> **What you are asked to do**
Work through the data line by line, gathering every line that has the word "MEMS".

> **Extracted records**
== == ==

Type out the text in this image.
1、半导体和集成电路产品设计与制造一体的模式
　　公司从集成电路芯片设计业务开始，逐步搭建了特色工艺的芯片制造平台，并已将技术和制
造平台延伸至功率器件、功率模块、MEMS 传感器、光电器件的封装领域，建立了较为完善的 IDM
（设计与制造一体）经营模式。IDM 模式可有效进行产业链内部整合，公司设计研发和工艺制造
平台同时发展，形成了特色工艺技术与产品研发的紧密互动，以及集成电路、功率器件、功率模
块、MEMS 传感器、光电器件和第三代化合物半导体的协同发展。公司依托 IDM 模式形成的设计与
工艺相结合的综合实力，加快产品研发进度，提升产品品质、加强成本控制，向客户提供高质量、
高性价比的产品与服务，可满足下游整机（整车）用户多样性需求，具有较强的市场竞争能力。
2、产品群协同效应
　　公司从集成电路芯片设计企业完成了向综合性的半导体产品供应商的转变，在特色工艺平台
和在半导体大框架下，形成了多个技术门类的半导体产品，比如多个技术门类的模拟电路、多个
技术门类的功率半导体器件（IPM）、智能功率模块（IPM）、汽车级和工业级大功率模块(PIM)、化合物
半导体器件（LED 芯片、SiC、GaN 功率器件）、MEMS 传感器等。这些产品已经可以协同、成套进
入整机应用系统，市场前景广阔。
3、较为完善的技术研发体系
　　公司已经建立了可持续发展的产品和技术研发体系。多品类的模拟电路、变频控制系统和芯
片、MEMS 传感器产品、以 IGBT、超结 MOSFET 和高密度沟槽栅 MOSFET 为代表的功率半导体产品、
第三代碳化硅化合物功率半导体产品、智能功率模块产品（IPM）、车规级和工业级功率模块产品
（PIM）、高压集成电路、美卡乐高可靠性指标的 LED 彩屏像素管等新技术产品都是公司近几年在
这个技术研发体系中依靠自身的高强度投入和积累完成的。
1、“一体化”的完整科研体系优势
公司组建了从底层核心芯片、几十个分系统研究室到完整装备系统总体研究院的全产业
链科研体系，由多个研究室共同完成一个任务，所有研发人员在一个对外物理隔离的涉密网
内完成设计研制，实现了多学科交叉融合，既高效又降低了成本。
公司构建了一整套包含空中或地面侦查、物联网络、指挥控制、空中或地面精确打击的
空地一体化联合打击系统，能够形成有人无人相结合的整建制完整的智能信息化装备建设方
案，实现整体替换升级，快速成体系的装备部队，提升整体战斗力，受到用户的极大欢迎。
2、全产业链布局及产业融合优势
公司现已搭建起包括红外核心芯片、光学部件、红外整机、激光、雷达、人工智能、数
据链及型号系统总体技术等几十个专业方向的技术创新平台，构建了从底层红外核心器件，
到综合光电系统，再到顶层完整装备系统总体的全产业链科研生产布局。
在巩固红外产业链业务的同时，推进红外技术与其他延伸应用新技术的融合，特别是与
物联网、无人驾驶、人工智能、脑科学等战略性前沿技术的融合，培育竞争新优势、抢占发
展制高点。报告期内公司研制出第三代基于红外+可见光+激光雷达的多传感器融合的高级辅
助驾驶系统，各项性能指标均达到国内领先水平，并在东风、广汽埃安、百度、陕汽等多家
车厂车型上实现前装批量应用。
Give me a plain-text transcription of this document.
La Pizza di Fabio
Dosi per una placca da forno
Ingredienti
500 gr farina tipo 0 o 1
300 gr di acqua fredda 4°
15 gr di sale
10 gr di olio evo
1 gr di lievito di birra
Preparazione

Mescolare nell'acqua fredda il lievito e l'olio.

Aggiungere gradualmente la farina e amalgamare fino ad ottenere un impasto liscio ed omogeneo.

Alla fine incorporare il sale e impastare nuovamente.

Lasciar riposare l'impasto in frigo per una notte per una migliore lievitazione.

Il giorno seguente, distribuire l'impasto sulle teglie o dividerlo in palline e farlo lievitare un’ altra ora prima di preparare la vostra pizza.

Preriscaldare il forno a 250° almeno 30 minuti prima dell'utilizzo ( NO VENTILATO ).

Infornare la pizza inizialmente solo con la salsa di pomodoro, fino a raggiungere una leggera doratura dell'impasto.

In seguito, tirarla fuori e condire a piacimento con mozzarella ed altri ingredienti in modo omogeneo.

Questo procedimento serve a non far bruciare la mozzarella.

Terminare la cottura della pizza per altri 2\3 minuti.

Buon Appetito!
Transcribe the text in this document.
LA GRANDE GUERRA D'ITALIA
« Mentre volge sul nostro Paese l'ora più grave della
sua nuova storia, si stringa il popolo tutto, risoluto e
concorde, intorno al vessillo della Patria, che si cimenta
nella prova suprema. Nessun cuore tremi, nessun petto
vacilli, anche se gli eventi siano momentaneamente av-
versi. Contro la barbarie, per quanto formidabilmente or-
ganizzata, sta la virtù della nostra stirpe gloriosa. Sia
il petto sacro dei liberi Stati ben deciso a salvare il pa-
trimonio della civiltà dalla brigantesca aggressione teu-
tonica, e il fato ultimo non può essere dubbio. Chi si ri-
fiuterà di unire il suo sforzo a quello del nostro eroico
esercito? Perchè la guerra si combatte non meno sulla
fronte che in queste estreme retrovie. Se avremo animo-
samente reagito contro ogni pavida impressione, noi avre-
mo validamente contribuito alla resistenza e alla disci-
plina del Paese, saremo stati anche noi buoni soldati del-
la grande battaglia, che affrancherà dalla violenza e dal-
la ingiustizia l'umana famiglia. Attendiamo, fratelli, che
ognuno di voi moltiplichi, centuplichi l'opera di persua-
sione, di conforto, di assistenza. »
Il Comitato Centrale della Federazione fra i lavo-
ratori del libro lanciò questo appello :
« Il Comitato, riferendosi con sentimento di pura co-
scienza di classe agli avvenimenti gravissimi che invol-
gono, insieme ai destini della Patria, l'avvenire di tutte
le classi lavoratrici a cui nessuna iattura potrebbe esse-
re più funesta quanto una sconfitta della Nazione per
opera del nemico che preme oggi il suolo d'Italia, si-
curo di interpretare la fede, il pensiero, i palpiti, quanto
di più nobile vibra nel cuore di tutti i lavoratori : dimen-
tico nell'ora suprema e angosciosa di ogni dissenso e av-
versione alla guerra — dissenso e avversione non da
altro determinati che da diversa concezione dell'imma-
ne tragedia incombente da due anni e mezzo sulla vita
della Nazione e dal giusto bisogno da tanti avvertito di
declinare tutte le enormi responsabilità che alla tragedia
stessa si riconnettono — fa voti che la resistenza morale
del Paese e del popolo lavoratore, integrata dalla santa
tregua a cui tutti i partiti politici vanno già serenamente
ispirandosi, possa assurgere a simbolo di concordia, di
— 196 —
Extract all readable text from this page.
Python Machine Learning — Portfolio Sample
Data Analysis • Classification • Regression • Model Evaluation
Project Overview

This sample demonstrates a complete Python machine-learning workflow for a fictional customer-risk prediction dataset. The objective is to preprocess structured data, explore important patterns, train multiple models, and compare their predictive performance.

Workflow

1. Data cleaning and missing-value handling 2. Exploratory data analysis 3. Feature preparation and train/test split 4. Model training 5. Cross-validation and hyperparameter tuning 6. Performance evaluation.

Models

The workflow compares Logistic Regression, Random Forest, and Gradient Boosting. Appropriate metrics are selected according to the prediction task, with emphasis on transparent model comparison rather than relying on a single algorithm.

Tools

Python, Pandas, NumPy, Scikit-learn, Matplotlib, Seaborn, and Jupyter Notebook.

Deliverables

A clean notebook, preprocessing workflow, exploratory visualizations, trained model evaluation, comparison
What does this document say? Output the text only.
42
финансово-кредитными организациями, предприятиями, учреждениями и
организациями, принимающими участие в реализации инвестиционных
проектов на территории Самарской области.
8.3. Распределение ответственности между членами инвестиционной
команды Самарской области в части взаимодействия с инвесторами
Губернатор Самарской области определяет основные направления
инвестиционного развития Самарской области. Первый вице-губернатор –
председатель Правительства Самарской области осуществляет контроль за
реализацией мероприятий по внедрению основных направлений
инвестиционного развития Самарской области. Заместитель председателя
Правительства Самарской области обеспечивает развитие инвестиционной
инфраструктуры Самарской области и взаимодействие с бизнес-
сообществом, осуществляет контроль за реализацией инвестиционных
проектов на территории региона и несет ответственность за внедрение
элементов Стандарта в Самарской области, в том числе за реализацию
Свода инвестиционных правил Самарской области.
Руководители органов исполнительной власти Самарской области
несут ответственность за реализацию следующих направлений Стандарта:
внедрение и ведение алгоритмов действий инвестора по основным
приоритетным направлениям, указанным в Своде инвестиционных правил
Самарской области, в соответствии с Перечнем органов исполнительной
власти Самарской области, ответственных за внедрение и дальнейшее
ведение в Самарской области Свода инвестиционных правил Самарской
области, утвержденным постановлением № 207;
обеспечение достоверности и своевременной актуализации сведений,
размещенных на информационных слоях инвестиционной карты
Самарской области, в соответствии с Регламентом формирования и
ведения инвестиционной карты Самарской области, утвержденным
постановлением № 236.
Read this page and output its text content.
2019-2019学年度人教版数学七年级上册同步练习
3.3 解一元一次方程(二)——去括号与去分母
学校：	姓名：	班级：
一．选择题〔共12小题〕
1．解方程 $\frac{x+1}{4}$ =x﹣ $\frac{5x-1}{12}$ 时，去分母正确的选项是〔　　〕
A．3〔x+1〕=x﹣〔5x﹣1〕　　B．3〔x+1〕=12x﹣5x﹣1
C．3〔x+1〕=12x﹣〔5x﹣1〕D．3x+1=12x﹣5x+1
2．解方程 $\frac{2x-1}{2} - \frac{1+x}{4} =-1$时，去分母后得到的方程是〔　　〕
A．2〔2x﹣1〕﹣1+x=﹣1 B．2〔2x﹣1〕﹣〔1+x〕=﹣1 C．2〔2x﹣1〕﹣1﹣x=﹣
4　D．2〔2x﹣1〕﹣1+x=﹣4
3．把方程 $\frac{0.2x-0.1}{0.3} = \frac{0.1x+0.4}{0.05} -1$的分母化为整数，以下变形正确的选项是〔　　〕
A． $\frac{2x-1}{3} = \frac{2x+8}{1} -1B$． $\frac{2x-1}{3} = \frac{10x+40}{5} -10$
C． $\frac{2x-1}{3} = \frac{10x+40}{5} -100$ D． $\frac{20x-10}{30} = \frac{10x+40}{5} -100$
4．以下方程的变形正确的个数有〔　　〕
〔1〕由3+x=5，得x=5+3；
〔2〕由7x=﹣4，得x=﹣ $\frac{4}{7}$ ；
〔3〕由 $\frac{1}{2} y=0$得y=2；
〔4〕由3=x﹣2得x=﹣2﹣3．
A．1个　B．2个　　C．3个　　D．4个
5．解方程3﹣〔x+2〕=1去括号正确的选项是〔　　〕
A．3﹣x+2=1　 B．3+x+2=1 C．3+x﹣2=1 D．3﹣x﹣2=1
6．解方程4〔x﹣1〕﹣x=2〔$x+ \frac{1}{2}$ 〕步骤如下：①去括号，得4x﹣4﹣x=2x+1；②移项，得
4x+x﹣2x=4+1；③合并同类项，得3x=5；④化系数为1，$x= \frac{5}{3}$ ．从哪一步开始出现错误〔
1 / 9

== == ==

> **Solution for this exercise**
造平台延伸至功率器件、功率模块、MEMS 传感器、光电器件的封装领域，建立了较为完善的 IDM
块、MEMS 传感器、光电器件和第三代化合物半导体的协同发展。公司依托 IDM 模式形成的设计与
半导体器件（LED 芯片、SiC、GaN 功率器件）、MEMS 传感器等。这些产品已经可以协同、成套进
片、MEMS 传感器产品、以 IGBT、超结 MOSFET 和高密度沟槽栅 MOSFET 为代表的功率半导体产品、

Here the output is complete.